• _Tasks to perform_
1. Please list every PHP file name mentioned in the mailing-list thread on MediaWiki extension loading, each once, in order of first appearance.
2. Pick up the mailing-list thread on MediaWiki extension loading after its final sentence and write the next reply.

• _Selected extract_
^^^^^^^^

This would be slow and inefficient, however; it's not what a database is for.
Rob Church
Rob Church wrote:
This would be slow and inefficient, however;
I've never benchmarked MySQL access vs parsing flat files. If that's the case, a settings file can be useful. A non-readable format (to humans, that is) may be faster to parse than a humanly readable one.
it's not what a database is for.
That depends on one's point of view. A flat file is just another kind of database.
Mike
On 10/06/07, Michael Daly michaeldaly@kayakwiki.org wrote:
That depends on one's point of view. A flat file is just another kind of database.
You could also argue it depends on the DBMS in use.
Rob Church
Michael Daly wrote:
Jan Steinman wrote:
How about a single line in LocalSettings.php that includes a "don't touch me" file that is maintained only via the ExtensionManager?
Rather than mucking about excessively with LocalSettings.php and global variables, consider using a more object-oriented approach and taking advantage of Wiki.php. It's there to help eliminate globals but isn't used much yet. If ExtensionManager is a proper class, you could have Wiki.php instantiate a singleton and have it handle _all_ extension stuff (including burying things like $wgAutoloadClasses, $wgSpecialPages and $wgHooks handling for extensions) as well.
Mike
Wiki.php is only loaded on index.php calls. It's not universal to the MediaWiki framework, and it does nothing to eliminate globals.
Extension loading should be done in Setup.php. A list of extensions should be taken from the configuration (be that LocalSettings.php or some other system). Capability lists can then be loaded, merged and cached. See this post and the thread which follows it:
http://lists.wikimedia.org/pipermail/wikitech-l/2006-July/024697.html
I don't see any need to treat extension selection differently to any other type of configuration -- it all has to be optionally web-based sooner or later.

^^^^^^^^

• _Excerpted data_

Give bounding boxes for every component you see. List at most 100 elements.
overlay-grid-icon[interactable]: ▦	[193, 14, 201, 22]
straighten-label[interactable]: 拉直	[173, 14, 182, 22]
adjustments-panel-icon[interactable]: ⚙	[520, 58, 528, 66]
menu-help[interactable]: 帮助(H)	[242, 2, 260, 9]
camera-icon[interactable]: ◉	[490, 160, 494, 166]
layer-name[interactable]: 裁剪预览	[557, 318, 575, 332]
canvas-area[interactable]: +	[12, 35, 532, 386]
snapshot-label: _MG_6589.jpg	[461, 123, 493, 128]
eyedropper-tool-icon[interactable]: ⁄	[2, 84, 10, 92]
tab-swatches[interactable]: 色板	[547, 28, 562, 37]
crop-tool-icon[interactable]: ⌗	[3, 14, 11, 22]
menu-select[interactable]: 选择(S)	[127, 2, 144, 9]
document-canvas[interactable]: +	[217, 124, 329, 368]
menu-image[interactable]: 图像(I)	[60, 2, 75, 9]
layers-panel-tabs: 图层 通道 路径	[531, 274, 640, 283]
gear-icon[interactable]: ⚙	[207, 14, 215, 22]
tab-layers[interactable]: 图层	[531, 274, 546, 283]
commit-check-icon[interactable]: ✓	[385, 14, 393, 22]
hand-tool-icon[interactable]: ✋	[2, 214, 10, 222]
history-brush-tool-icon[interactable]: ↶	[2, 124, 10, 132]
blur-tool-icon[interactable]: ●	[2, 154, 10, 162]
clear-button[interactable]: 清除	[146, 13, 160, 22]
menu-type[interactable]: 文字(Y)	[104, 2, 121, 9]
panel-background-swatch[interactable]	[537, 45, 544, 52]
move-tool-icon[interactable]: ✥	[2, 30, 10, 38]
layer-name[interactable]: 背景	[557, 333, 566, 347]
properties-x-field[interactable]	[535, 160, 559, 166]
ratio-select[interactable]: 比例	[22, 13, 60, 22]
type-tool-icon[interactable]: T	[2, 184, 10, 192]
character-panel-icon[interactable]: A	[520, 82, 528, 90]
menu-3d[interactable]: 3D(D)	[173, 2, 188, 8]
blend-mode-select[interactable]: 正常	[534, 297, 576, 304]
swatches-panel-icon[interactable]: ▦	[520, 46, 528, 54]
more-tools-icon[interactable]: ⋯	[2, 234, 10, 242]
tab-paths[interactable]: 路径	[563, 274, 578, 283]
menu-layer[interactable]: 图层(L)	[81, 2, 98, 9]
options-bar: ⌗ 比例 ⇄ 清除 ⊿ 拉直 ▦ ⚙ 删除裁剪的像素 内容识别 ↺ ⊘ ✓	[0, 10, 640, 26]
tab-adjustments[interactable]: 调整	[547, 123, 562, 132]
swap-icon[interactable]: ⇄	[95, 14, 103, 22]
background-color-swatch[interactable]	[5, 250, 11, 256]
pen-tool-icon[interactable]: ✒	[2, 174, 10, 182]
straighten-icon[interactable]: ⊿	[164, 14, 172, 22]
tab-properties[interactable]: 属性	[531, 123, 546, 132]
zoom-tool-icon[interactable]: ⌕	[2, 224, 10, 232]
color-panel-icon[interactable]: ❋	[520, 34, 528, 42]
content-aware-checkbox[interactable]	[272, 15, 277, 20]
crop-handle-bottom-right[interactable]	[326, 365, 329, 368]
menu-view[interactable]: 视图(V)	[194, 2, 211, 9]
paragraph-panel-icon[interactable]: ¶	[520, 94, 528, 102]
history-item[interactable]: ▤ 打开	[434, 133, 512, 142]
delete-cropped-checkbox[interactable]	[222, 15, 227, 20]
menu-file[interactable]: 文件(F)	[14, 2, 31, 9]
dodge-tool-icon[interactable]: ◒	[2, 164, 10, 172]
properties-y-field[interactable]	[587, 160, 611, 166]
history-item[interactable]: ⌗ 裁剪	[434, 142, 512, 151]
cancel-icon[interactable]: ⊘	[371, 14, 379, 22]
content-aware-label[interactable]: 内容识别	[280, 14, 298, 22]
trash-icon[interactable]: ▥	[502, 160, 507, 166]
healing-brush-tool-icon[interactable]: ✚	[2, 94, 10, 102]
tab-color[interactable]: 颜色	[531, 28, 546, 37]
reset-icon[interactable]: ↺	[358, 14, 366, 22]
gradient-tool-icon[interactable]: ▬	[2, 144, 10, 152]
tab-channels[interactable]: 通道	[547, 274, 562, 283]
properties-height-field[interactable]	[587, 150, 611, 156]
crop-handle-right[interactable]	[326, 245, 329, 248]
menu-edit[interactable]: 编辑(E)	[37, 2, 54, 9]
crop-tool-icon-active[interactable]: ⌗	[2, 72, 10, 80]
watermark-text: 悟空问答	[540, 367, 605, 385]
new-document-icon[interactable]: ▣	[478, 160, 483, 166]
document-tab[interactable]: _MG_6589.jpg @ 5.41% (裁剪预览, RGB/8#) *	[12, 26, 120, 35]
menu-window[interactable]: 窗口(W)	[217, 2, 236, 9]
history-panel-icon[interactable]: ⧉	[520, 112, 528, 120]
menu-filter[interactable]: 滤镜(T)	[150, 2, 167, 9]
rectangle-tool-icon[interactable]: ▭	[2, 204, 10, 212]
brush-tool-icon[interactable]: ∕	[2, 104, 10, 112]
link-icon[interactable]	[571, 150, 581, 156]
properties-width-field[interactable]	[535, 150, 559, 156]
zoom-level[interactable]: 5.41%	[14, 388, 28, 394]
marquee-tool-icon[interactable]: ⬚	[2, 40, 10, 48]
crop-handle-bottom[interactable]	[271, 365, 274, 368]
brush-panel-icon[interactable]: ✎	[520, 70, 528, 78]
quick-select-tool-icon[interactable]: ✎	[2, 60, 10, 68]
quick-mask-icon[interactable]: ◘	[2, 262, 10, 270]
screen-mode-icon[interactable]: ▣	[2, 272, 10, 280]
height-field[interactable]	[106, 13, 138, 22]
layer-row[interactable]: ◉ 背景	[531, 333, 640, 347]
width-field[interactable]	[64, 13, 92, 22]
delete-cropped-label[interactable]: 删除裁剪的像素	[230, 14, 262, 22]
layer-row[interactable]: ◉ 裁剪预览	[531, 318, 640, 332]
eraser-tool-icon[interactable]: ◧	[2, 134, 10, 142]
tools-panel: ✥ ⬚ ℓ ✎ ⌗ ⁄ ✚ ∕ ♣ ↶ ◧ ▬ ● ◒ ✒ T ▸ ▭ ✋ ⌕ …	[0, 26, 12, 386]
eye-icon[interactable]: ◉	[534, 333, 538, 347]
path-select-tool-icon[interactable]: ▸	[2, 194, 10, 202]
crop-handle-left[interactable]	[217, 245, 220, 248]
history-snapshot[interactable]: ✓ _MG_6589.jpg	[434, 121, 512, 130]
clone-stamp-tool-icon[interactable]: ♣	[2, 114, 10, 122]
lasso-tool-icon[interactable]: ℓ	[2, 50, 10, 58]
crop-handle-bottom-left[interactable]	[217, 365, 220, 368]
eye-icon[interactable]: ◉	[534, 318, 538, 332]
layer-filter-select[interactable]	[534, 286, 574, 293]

^^^^^^^^

• _Outputs by task_
1. LocalSettings.php, Wiki.php, index.php, Setup.php

2.
-- Tim Starling
There is a need to treat extensions slightly different from other configuration options in a wiki---and that is that extensions are from third parties, and update with irregular periods and not normally at the same time that MW updates. For these reasons a new interface would need to be created for them, one which can determine when an update has come out (only acting, of course, when commanded by the user), and then one which would automatically install them and uninstall them, and provide an interface for the configuration options for each extension. It can't be a MediaWiki: item, if that is what you meant.
On 6/10/07, Tim Starling tstarling@wikimedia.org wrote:
Michael Daly wrote:
Jan Steinman wrote:
How about a single line in LocalSettings.php that includes a "don't touch me" file that is maintained only via the ExtensionManager?
Rather than mucking about excessively with LocalSettings.php and global variables, consider using a more object-oriented approach and taking advantage of Wiki.php. It's there to help eliminate globals but isn't used much yet. If ExtensionManager is a proper class, you could have Wiki.php instantiate a singleton and have it handle _all_ extension stuff (including burying things like $wgAutoloadClasses, $wgSpecialPages and $wgHooks handling for extensions) as well.
Mike
Wiki.php is only loaded on index.php calls. It's not universal to the MediaWiki framework, and it does nothing to eliminate globals.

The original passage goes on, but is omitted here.